• Listing:
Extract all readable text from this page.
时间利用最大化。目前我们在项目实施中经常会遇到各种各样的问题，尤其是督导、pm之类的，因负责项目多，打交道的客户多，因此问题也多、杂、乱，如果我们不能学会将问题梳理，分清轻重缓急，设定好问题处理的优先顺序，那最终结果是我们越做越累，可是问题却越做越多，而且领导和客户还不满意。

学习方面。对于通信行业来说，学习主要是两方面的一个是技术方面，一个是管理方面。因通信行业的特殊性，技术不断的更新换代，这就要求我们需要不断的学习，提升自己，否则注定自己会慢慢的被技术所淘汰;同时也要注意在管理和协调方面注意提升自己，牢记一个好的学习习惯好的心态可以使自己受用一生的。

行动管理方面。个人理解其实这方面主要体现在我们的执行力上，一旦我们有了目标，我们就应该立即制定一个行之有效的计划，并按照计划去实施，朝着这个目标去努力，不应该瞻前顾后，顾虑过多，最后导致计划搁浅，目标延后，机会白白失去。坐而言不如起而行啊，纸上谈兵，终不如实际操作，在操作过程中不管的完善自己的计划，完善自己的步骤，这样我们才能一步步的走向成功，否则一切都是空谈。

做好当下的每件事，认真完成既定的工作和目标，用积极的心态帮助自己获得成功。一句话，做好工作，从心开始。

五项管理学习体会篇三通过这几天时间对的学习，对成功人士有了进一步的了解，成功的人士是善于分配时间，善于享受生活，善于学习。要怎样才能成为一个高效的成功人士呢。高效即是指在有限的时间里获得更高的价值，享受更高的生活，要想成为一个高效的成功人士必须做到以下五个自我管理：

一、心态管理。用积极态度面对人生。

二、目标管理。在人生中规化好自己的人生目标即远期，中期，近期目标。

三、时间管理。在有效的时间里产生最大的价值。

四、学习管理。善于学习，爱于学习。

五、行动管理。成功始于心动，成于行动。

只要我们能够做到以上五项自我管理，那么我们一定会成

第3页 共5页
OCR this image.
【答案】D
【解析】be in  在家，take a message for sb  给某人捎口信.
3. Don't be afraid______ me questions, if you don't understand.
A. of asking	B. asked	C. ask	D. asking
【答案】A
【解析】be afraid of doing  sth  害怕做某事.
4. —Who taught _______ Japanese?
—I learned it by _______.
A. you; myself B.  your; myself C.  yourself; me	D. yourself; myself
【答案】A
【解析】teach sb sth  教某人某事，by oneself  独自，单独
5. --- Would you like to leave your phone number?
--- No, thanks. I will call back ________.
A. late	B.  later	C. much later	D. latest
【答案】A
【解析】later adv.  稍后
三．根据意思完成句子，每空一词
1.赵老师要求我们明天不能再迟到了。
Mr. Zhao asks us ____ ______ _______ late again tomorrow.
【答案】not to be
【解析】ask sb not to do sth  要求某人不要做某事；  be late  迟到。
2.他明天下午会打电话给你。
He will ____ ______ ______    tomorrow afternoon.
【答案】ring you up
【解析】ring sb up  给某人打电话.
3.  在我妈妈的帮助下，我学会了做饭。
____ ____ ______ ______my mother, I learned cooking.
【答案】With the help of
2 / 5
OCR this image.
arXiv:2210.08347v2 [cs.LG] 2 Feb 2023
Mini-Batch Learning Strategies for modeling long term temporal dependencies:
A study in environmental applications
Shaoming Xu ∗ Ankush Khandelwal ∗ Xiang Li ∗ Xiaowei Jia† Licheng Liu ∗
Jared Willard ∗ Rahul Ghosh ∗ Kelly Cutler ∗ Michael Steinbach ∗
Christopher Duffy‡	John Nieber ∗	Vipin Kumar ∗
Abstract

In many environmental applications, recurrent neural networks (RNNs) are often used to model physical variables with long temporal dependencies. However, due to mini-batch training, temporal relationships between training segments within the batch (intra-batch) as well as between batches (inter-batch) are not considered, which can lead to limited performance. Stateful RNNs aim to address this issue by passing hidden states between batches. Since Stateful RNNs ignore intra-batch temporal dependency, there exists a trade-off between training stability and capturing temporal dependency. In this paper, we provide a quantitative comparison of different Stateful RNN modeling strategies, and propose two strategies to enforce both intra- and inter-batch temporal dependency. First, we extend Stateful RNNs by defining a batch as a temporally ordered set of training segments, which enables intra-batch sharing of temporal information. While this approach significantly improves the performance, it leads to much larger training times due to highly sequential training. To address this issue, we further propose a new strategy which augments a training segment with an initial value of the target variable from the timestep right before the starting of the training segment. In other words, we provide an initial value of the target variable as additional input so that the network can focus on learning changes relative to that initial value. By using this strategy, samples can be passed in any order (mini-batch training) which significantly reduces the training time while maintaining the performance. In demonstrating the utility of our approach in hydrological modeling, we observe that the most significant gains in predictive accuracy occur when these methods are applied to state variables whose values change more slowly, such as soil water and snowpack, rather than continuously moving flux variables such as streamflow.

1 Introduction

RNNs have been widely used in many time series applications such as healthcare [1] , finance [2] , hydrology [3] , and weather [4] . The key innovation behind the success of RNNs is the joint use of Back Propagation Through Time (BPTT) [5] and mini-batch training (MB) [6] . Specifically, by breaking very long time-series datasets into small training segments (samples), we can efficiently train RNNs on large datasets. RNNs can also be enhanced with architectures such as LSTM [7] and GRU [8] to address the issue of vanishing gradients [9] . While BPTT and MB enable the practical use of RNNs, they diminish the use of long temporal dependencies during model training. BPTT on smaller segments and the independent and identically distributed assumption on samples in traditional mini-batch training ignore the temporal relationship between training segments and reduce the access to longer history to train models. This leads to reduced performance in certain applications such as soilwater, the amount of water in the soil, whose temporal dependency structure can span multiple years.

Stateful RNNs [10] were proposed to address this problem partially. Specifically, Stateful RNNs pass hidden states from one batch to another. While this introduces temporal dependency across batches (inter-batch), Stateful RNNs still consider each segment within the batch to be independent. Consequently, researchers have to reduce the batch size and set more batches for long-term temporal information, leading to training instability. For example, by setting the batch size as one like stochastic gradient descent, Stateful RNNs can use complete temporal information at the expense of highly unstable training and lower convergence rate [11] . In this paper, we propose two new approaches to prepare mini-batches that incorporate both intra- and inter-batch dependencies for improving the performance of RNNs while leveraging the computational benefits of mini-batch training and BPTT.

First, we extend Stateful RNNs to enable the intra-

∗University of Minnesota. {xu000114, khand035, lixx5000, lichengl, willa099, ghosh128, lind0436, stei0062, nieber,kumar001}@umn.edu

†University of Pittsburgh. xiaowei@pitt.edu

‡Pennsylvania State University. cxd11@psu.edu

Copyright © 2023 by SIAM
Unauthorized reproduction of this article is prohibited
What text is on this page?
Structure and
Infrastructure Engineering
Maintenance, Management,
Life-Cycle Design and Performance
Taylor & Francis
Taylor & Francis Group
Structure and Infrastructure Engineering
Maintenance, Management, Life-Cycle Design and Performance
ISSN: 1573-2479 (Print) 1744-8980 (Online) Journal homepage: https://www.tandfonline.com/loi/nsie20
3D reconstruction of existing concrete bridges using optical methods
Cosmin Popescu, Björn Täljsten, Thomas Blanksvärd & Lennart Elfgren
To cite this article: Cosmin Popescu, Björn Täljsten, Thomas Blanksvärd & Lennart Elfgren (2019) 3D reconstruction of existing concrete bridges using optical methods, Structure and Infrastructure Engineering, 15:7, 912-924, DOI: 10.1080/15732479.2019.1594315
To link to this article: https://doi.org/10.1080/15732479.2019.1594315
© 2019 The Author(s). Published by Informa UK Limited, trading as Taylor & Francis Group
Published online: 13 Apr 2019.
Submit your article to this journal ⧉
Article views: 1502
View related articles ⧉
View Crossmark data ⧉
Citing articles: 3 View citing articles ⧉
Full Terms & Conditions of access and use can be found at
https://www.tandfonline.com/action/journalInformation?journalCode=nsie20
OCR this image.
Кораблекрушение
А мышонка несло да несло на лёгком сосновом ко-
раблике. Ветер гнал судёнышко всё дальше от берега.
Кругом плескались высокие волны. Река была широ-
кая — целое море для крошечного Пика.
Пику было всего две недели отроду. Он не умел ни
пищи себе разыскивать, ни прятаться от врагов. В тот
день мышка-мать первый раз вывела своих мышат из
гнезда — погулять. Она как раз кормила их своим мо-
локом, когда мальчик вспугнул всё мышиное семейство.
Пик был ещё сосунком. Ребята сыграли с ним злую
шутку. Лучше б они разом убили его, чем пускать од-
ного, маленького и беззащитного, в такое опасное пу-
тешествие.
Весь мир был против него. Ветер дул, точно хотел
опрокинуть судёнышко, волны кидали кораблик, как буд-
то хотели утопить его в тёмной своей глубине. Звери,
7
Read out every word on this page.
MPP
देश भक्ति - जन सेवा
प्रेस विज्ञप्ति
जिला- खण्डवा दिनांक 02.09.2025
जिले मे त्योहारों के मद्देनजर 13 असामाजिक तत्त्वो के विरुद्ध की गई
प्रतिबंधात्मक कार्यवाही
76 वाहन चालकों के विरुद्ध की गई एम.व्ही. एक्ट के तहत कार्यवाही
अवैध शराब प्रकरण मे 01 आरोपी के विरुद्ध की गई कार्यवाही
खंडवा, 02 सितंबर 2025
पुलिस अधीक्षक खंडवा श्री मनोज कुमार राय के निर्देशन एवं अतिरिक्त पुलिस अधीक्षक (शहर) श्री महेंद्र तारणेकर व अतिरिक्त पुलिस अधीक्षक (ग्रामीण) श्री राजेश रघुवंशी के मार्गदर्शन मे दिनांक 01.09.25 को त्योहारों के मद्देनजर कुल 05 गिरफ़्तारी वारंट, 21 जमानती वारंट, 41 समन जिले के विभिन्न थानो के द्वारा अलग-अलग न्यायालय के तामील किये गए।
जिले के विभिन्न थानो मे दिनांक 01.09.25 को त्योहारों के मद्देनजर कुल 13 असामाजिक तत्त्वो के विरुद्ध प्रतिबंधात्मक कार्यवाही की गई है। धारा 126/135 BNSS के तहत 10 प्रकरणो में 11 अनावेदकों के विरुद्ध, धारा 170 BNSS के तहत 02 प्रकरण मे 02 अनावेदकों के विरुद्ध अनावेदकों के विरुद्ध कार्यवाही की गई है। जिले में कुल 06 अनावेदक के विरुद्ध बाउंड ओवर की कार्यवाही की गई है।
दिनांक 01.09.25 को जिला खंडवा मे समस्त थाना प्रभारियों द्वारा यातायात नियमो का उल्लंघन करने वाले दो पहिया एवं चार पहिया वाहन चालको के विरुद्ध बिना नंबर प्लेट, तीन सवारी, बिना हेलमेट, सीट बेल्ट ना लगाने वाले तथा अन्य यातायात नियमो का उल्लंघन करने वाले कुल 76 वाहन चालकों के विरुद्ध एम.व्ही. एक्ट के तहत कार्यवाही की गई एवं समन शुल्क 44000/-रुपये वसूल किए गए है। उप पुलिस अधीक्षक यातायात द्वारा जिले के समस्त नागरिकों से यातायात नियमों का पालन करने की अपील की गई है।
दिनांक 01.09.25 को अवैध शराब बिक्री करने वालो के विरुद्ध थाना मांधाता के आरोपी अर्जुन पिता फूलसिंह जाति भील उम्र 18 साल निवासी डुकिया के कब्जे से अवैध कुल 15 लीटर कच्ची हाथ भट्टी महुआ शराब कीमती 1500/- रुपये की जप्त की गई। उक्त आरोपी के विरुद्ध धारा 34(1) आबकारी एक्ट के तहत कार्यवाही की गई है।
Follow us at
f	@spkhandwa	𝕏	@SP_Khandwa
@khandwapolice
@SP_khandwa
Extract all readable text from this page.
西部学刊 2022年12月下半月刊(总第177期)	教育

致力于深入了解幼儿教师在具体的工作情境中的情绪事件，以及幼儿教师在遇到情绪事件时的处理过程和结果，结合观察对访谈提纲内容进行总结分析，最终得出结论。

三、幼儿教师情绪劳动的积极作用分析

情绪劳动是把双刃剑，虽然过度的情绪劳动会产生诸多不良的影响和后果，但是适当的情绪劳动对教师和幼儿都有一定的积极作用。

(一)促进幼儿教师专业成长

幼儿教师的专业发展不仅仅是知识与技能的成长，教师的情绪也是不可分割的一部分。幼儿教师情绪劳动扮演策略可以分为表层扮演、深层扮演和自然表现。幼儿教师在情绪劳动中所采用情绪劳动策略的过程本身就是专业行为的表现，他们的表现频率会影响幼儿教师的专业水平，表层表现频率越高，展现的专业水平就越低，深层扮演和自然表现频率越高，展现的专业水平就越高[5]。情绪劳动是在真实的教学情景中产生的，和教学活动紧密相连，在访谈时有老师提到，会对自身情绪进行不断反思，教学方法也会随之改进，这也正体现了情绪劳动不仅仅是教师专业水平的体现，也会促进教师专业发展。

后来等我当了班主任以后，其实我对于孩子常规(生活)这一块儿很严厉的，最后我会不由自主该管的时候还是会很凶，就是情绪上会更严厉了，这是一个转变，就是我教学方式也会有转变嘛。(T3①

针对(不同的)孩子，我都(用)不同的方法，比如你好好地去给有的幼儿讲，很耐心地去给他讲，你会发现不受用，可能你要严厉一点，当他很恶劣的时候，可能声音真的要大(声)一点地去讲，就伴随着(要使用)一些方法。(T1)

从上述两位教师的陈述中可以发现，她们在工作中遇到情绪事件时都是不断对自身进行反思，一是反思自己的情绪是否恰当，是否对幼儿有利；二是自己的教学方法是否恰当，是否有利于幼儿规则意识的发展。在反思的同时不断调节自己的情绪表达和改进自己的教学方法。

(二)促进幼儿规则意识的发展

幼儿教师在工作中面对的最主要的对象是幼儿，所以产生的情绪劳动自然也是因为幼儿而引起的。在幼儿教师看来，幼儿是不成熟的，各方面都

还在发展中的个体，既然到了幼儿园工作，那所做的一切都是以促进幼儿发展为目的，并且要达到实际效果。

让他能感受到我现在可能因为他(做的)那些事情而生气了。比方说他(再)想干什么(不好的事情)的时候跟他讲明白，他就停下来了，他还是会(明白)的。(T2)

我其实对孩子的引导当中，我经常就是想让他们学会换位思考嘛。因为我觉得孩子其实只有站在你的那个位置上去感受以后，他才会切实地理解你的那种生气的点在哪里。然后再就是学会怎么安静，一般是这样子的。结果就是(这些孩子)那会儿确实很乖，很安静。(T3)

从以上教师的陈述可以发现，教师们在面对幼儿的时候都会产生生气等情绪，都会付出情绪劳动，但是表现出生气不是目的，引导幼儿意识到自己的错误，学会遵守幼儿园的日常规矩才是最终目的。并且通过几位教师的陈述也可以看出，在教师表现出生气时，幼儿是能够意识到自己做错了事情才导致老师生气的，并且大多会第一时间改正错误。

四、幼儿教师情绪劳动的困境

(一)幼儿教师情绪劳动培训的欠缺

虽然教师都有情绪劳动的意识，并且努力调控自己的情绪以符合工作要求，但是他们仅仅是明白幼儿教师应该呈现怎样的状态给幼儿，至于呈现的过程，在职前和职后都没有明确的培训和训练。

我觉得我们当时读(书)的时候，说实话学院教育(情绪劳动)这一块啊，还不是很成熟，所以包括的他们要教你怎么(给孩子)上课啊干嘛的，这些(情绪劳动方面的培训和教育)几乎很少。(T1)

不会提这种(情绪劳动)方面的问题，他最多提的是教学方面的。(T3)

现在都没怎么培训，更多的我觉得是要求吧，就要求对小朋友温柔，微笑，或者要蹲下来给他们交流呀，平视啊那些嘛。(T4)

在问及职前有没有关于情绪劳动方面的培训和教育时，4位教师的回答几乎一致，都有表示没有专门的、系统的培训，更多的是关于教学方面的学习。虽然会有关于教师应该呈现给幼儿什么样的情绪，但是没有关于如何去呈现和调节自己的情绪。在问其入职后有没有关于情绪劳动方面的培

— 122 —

• Exercise: Pick each line holding the word "善于学习" out of the data and copy it.

• Output of the exercise:
五项管理学习体会篇三通过这几天时间对的学习，对成功人士有了进一步的了解，成功的人士是善于分配时间，善于享受生活，善于学习。要怎样才能成为一个高效的成功人士呢。高效即是指在有限的时间里获得更高的价值，享受更高的生活，要想成为一个高效的成功人士必须做到以下五个自我管理：
四、学习管理。善于学习，爱于学习。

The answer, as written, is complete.